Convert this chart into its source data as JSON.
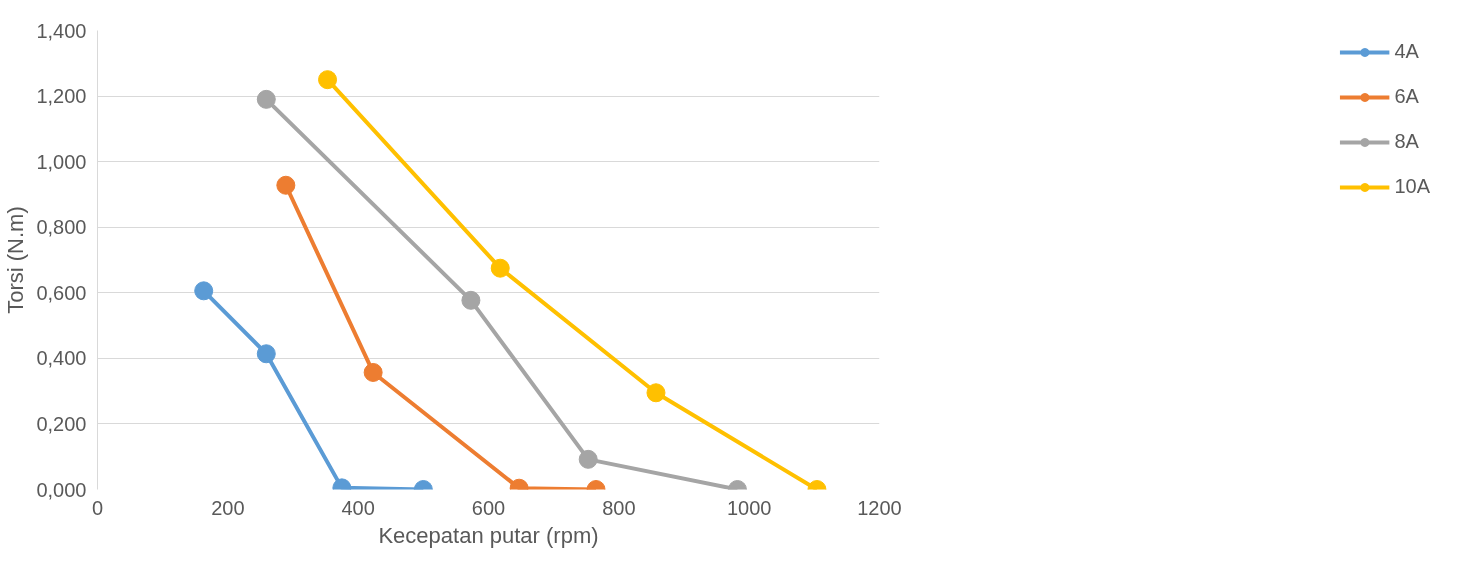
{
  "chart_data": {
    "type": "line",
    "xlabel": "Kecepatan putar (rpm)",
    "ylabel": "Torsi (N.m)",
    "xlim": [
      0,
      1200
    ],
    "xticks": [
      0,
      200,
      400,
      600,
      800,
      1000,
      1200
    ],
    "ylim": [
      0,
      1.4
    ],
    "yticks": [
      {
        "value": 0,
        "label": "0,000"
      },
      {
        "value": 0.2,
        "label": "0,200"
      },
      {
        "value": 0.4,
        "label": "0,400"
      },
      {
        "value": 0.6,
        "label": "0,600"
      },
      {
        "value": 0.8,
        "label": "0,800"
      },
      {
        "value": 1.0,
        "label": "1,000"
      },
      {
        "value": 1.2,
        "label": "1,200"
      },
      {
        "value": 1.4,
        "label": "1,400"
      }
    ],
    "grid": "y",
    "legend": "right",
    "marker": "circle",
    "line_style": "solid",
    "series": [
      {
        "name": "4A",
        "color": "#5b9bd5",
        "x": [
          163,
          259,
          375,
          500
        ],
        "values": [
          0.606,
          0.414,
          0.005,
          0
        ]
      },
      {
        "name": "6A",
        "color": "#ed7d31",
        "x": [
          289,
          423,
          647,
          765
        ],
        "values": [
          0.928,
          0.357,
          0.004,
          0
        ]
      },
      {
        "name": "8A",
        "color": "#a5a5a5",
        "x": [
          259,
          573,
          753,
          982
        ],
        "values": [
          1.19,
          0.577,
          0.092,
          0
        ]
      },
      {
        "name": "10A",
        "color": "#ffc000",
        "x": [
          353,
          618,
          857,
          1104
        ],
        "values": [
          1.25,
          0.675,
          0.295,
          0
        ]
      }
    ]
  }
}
*-*-*
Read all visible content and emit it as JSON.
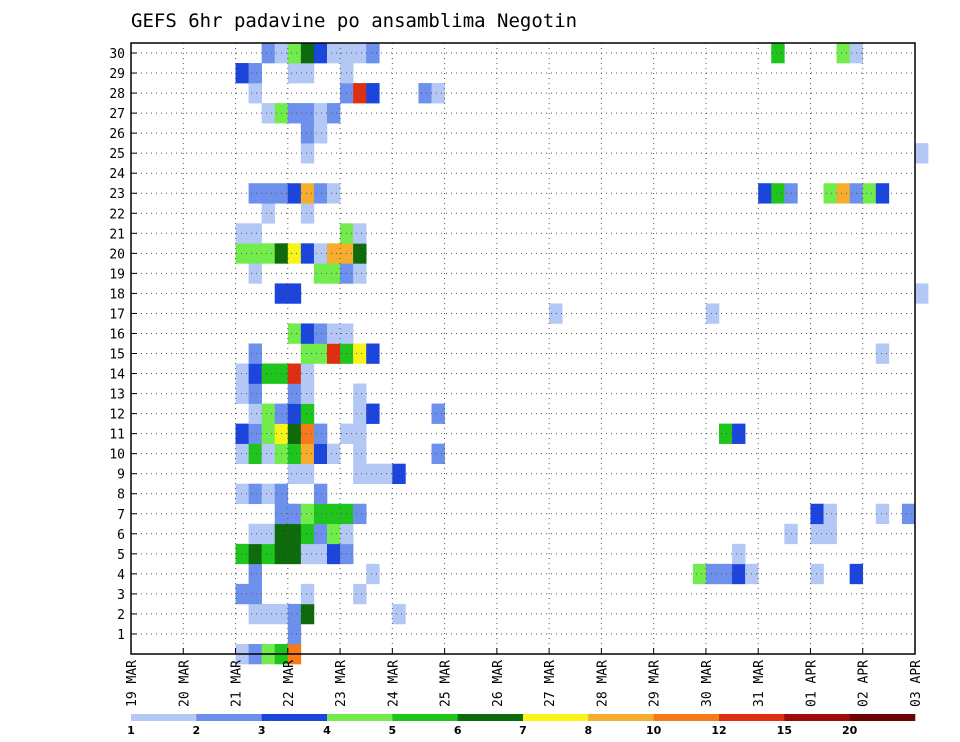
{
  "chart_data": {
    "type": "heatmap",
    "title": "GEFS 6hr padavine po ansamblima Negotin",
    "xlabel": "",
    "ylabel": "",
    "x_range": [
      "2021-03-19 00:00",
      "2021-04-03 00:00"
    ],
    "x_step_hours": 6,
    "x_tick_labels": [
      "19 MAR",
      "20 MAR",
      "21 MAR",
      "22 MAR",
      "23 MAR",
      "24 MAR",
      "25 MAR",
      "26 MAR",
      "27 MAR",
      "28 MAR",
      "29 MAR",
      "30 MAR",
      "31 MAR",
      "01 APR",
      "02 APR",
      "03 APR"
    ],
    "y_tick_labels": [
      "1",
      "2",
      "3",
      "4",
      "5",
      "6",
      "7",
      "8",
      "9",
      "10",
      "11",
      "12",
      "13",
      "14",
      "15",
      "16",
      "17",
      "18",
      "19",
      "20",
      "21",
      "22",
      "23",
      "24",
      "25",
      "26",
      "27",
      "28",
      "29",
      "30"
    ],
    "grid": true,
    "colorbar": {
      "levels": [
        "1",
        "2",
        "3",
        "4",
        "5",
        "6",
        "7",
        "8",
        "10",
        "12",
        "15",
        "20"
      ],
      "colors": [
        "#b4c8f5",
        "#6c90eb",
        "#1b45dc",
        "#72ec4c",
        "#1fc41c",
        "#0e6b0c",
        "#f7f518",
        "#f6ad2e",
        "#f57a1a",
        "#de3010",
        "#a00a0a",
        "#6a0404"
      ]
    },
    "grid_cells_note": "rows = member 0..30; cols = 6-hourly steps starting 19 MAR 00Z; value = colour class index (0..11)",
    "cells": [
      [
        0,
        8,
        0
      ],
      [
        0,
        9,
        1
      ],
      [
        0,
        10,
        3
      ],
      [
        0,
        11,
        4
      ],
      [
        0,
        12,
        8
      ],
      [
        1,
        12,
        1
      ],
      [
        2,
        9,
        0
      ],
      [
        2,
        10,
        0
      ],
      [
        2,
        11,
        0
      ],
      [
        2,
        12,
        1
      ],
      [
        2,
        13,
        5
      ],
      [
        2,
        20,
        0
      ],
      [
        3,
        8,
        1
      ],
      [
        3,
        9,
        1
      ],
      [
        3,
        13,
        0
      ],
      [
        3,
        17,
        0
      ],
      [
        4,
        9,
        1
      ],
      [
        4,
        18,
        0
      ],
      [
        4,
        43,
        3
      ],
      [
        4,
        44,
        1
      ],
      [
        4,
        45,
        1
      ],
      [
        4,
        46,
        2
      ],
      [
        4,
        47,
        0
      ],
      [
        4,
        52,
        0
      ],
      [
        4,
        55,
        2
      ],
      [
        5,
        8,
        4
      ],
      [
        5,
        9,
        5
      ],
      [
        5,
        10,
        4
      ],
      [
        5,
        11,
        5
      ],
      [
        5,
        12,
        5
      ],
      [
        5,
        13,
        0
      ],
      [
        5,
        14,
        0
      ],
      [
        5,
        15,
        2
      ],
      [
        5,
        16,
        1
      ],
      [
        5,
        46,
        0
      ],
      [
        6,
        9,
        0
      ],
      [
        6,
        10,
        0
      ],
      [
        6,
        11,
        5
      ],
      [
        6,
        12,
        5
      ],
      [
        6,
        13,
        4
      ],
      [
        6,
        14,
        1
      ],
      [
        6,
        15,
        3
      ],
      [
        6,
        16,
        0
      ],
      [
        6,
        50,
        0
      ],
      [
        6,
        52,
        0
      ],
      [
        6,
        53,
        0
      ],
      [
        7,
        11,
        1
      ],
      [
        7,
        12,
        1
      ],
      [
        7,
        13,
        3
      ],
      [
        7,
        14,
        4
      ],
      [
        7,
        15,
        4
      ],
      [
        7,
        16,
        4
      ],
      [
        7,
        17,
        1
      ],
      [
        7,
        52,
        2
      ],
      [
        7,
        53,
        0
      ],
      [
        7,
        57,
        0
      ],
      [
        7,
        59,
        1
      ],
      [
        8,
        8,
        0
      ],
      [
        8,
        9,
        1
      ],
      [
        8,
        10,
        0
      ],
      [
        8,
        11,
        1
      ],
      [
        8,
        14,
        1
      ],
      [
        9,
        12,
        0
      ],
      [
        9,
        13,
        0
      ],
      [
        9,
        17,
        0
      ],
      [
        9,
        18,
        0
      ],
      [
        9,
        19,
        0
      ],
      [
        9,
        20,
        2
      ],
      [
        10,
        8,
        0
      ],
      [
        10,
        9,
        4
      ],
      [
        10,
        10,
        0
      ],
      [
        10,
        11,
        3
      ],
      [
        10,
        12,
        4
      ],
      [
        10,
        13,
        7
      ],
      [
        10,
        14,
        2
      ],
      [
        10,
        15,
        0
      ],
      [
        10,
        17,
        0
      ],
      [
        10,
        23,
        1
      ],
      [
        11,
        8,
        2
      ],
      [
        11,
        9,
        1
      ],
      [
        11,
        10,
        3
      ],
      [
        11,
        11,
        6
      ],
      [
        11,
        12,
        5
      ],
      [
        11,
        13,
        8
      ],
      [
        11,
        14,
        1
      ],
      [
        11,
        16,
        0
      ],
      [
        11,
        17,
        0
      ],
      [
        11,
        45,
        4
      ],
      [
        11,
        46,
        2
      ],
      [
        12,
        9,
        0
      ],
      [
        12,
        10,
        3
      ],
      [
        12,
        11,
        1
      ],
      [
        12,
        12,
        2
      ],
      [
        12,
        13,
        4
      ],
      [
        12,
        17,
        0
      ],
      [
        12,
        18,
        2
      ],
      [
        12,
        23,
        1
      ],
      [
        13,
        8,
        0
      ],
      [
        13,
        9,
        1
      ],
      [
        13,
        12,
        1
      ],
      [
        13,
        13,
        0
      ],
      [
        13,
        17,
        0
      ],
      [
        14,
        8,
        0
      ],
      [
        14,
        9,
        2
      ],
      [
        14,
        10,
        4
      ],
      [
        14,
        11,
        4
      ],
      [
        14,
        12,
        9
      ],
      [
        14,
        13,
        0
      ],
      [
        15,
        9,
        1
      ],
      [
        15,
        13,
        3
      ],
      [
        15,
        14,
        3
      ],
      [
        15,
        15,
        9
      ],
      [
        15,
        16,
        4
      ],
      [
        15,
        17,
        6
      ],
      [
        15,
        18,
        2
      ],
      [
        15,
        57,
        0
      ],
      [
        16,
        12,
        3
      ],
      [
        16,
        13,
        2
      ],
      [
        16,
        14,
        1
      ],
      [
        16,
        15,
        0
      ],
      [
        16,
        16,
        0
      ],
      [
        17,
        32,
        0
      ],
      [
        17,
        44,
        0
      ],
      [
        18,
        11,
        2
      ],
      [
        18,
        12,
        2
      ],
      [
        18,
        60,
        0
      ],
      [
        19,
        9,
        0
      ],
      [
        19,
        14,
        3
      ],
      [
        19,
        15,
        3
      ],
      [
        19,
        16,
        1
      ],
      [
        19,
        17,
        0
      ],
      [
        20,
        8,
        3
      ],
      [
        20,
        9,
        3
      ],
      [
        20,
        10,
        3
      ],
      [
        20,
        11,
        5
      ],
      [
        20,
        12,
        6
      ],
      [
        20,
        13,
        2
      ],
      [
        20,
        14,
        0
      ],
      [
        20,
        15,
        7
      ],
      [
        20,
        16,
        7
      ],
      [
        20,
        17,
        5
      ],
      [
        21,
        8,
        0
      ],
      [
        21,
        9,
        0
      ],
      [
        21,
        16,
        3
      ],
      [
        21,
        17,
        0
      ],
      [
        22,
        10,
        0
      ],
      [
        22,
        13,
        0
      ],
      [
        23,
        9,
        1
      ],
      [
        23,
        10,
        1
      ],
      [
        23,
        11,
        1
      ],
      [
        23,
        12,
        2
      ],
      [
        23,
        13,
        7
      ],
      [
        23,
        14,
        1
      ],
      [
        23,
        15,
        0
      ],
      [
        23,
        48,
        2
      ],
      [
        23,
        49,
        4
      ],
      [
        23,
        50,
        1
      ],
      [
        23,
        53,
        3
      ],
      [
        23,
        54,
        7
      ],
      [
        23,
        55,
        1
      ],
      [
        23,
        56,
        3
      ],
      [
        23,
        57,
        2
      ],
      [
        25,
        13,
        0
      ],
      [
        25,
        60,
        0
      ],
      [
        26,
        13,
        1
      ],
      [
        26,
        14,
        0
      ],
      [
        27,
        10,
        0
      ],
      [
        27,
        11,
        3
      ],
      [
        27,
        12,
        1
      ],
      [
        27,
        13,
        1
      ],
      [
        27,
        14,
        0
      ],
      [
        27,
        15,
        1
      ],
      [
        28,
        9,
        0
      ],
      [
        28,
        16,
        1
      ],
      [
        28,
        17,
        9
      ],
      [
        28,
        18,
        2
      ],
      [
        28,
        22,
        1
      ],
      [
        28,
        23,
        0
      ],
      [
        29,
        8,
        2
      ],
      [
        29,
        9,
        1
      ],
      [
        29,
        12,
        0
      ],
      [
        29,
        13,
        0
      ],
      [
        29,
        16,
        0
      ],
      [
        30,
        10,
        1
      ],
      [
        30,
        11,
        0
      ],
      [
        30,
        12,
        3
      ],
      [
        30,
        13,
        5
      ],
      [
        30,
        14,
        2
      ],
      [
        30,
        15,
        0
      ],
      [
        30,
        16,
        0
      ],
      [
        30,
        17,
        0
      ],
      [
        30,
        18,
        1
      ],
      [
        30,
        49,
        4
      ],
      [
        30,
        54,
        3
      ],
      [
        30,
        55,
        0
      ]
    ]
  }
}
*-*-*
Job: All lines above with "JSON" in them should be returned.

Solution to the problem:
Convert this chart into its source data as JSON.
Read all visible content and emit it as JSON.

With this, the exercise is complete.